• **Text segment**:
· · ·
These classes are used to parse objects from the response, map them into models and generate the UI. The website works in a similar way, the difference is that it uses plain JSON (likely converted from protobuf server-side, hence the weird structure of the response).

Here we're taking a similar approach, the parser goes through all the renderers and parses their inner element(s). The final result is a nicely structured JSON, and on top of that it also parses navigation endpoints which allows us to make an API call with all required parameters in one line and even emulate client actions (eg; clicking a button).

Here is your average, arguably ugly InnerTube response:

Click to see

{
  sidebar: {
    playlistSidebarRenderer: {
      items: [
        {
          playlistSidebarPrimaryInfoRenderer: {
            title: {
              simpleText: '..'
            },
            description: {
              runs: [
                {
                  text: '..'
                },
                //....
              ]
            },
            stats: [
              {
                simpleText: '..'
              },
              {
                runs: [
                  {
                    text: '..'
                  }
                ]
              }
            ]
          }
        }
      ]
    }
  }
}

And what we get after parsing it:

Click to see

{
  sidebar: {
    type: 'PlaylistSidebar',
    contents: [
      {
        type: 'PlaylistSidebarPrimaryInfo',
        title: { text: '..' },
        description: { text: '..' },
        stats: [
          {
            text: '..'
          },
          {
            text: '..'
          }
        ]
      }
    ]
  }
}
· · ·
• **Input**:
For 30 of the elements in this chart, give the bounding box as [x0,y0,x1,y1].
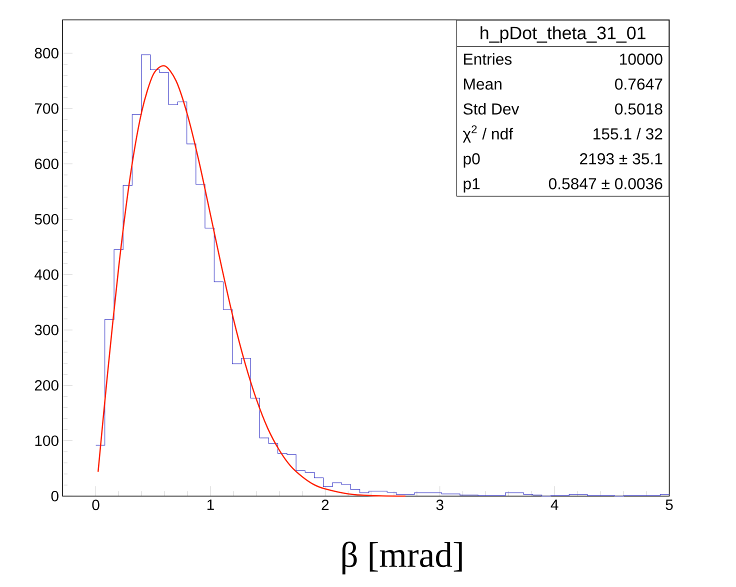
annotation: 0.5847 ± 0.0036 [548,178,662,190]
y-tick-label: 100 [35,436,58,446]
y-tick-label: 500 [34,214,58,225]
annotation: 2193 ± 35.1 [580,153,662,165]
annotation: 155.1 / 32 [594,128,662,140]
annotation: p0 [464,153,480,168]
annotation: χ$^{2}$ / ndf [462,125,514,143]
x-tick-label: 0 [92,500,100,510]
annotation: 0.5018 [615,103,662,115]
y-tick-label: 800 [34,48,58,59]
y-tick-label: 400 [34,269,58,280]
annotation: h_pDot_theta_31_01 [480,26,646,43]
y-tick-label: 300 [34,324,58,336]
x-tick-label: 3 [436,500,444,510]
y-tick-label: 700 [34,103,58,114]
y-tick-label: 600 [34,158,58,170]
x-tick-label: 5 [666,500,673,510]
y-tick-label: 200 [34,380,58,391]
annotation: Std Dev [463,103,520,115]
annotation: 0.7647 [615,78,662,90]
x-axis-title: β [mrad] [342,542,462,575]
annotation: 10000 [620,54,662,65]
y-tick-label: 0 [51,490,58,502]
annotation: Mean [464,78,502,90]
x-tick-label: 4 [550,500,558,510]
annotation: p1 [464,178,480,193]
x-tick-label: 2 [322,500,329,510]
annotation: Entries [464,53,512,65]
line-series [97,65,406,497]
x-tick-label: 1 [207,500,214,510]
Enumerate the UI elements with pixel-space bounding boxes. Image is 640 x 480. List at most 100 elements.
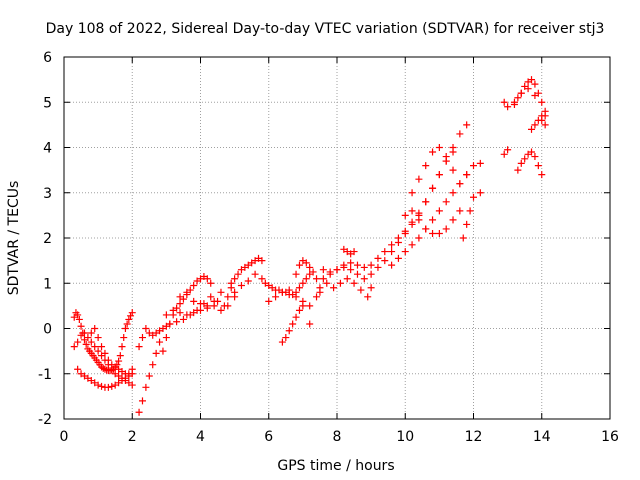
· · ·
• **Work instructions**:
a – Using the InnerTube parsing text, decide whether each statement agrees with it: (i) the website works with plain JSON; (ii) the parser also handles navigation endpoints; (iii) the parsed output is described as ugly. For each one, give yes or no and quote the words from the text that decide it.
b – Rewrite the entries from their first line up to and including the line containing "y-tick-label: 200 [34,380,58,391]", changing "chart" to "plot" and keeping everything else the same. Omit the pictures.

• **Correct answers**:
a –
(i) Yes: "it uses plain JSON"
(ii) Yes: "it also parses navigation endpoints"
(iii) No: "The final result is a nicely structured JSON"

b –
For 30 of the elements in this plot, give the bounding box as [x0,y0,x1,y1].
annotation: 0.5847 ± 0.0036 [548,178,662,190]
y-tick-label: 100 [35,436,58,446]
y-tick-label: 500 [34,214,58,225]
annotation: 2193 ± 35.1 [580,153,662,165]
annotation: 155.1 / 32 [594,128,662,140]
annotation: p0 [464,153,480,168]
annotation: χ$^{2}$ / ndf [462,125,514,143]
x-tick-label: 0 [92,500,100,510]
annotation: 0.5018 [615,103,662,115]
y-tick-label: 800 [34,48,58,59]
y-tick-label: 400 [34,269,58,280]
annotation: h_pDot_theta_31_01 [480,26,646,43]
y-tick-label: 300 [34,324,58,336]
x-tick-label: 3 [436,500,444,510]
y-tick-label: 700 [34,103,58,114]
y-tick-label: 600 [34,158,58,170]
x-tick-label: 5 [666,500,673,510]
y-tick-label: 200 [34,380,58,391]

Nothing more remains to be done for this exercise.